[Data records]
◇ ◇ ◇
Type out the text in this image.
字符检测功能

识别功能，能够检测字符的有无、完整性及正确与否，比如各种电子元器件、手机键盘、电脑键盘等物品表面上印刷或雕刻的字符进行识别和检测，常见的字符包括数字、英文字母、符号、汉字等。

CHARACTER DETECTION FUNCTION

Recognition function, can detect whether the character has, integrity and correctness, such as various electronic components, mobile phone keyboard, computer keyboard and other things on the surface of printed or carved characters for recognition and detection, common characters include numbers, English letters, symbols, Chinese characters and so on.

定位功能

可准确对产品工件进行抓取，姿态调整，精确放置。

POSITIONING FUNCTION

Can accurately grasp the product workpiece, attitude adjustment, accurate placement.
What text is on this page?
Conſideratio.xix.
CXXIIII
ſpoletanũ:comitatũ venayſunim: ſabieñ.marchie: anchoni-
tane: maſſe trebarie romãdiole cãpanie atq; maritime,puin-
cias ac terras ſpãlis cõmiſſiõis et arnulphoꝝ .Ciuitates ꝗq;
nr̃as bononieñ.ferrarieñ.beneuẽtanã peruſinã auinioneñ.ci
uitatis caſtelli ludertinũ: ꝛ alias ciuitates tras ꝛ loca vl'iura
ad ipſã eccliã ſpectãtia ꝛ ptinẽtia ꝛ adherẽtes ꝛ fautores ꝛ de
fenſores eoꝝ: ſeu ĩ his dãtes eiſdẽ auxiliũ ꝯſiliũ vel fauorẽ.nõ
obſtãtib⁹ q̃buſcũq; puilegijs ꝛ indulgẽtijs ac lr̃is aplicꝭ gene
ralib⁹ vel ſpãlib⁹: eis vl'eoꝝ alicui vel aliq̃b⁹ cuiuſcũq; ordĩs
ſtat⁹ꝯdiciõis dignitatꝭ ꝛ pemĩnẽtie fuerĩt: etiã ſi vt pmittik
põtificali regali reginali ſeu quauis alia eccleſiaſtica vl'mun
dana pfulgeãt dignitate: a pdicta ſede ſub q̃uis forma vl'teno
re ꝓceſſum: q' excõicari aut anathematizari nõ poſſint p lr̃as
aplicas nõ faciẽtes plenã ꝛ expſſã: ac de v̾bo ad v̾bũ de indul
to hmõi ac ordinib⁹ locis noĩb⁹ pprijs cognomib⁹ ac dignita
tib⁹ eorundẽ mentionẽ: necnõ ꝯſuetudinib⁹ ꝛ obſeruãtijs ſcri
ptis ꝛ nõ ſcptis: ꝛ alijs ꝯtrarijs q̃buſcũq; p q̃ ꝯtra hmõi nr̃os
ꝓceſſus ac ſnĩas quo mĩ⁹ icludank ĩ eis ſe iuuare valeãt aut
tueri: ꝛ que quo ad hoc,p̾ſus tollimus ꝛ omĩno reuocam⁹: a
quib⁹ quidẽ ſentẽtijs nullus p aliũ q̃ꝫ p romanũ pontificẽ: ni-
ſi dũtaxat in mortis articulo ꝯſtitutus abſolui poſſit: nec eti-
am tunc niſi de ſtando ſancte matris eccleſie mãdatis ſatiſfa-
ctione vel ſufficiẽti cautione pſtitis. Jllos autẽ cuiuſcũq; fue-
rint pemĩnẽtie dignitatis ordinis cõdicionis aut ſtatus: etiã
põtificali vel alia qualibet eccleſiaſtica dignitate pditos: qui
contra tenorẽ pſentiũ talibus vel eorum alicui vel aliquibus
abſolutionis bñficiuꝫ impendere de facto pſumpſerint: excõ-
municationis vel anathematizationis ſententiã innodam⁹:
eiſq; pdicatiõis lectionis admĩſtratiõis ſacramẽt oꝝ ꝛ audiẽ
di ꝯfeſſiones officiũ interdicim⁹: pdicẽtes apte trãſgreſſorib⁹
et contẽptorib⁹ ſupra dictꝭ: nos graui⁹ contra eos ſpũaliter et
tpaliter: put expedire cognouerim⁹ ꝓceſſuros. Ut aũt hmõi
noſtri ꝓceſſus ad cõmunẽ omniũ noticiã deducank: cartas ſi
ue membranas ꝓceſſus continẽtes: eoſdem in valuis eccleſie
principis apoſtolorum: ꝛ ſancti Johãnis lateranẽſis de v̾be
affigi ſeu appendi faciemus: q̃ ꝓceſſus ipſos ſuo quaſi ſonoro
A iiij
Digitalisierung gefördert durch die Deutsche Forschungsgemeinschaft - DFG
◇ ◇ ◇
_Work to do_
Take every line that includes the string "etiã" and copy it.

_Result of the task_
ſtat⁹ꝯdiciõis dignitatꝭ ꝛ pemĩnẽtie fuerĩt: etiã ſi vt pmittik
rint pemĩnẽtie dignitatis ordinis cõdicionis aut ſtatus: etiã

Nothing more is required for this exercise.